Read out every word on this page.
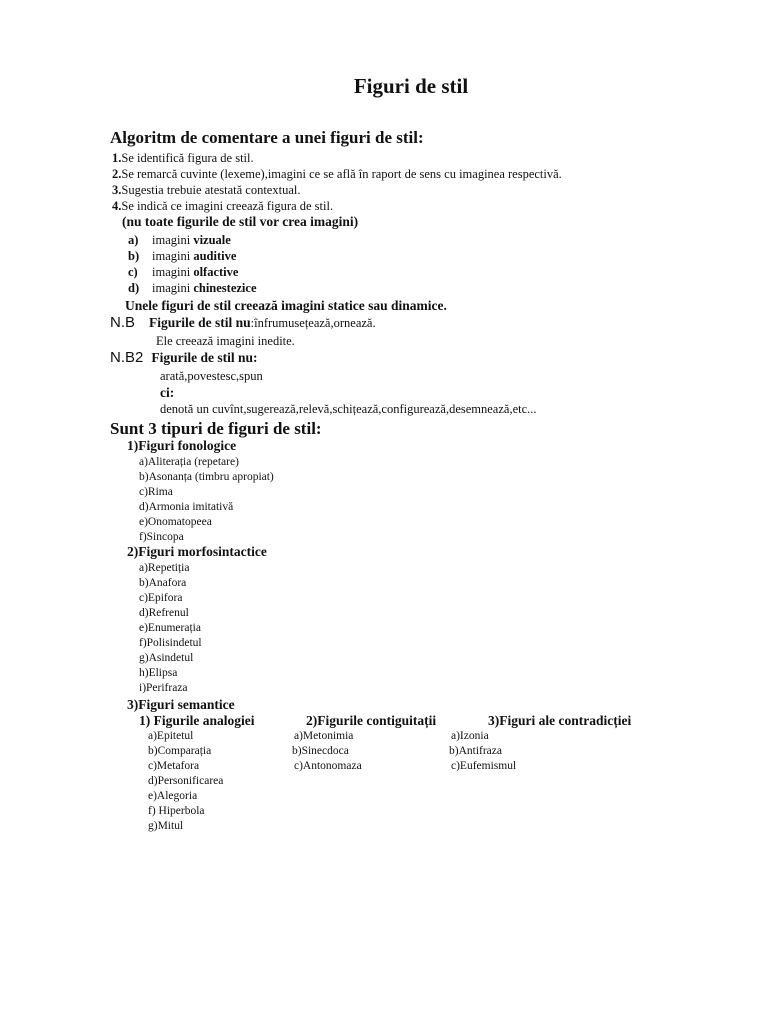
Figuri de stil
Algoritm de comentare a unei figuri de stil:
1.Se identifică figura de stil.
2.Se remarcă cuvinte (lexeme),imagini ce se află în raport de sens cu imaginea respectivă.
3.Sugestia trebuie atestată contextual.
4.Se indică ce imagini creează figura de stil.
(nu toate figurile de stil vor crea imagini)
a) imagini vizuale
b) imagini auditive
c) imagini olfactive
d) imagini chinestezice
Unele figuri de stil creează imagini statice sau dinamice.
N.B Figurile de stil nu:înfrumusețează,ornează.
Ele creează imagini inedite.
N.B2 Figurile de stil nu:
arată,povestesc,spun
ci:
denotă un cuvînt,sugerează,relevă,schițează,configurează,desemnează,etc...
Sunt 3 tipuri de figuri de stil:
1)Figuri fonologice
a)Aliterația (repetare)
b)Asonanța (timbru apropiat)
c)Rima
d)Armonia imitativă
e)Onomatopeea
f)Sincopa
2)Figuri morfosintactice
a)Repetiția
b)Anafora
c)Epifora
d)Refrenul
e)Enumerația
f)Polisindetul
g)Asindetul
h)Elipsa
i)Perifraza
3)Figuri semantice
1) Figurile analogiei	2)Figurile contiguitații	3)Figuri ale contradicției
a)Epitetul
b)Comparația
c)Metafora
d)Personificarea
e)Alegoria
f) Hiperbola
g)Mitul
a)Metonimia
b)Sinecdoca
c)Antonomaza
a)Izonia
b)Antifraza
c)Eufemismul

************

Return to the listing above and set it down exactly, leaving out its pictures.

Read out every word on this page.
Figuri de stil
Algoritm de comentare a unei figuri de stil:
1.Se identifică figura de stil.
2.Se remarcă cuvinte (lexeme),imagini ce se află în raport de sens cu imaginea respectivă.
3.Sugestia trebuie atestată contextual.
4.Se indică ce imagini creează figura de stil.
(nu toate figurile de stil vor crea imagini)
a) imagini vizuale
b) imagini auditive
c) imagini olfactive
d) imagini chinestezice
Unele figuri de stil creează imagini statice sau dinamice.
N.B Figurile de stil nu:înfrumusețează,ornează.
Ele creează imagini inedite.
N.B2 Figurile de stil nu:
arată,povestesc,spun
ci:
denotă un cuvînt,sugerează,relevă,schițează,configurează,desemnează,etc...
Sunt 3 tipuri de figuri de stil:
1)Figuri fonologice
a)Aliterația (repetare)
b)Asonanța (timbru apropiat)
c)Rima
d)Armonia imitativă
e)Onomatopeea
f)Sincopa
2)Figuri morfosintactice
a)Repetiția
b)Anafora
c)Epifora
d)Refrenul
e)Enumerația
f)Polisindetul
g)Asindetul
h)Elipsa
i)Perifraza
3)Figuri semantice
1) Figurile analogiei	2)Figurile contiguitații	3)Figuri ale contradicției
a)Epitetul
b)Comparația
c)Metafora
d)Personificarea
e)Alegoria
f) Hiperbola
g)Mitul
a)Metonimia
b)Sinecdoca
c)Antonomaza
a)Izonia
b)Antifraza
c)Eufemismul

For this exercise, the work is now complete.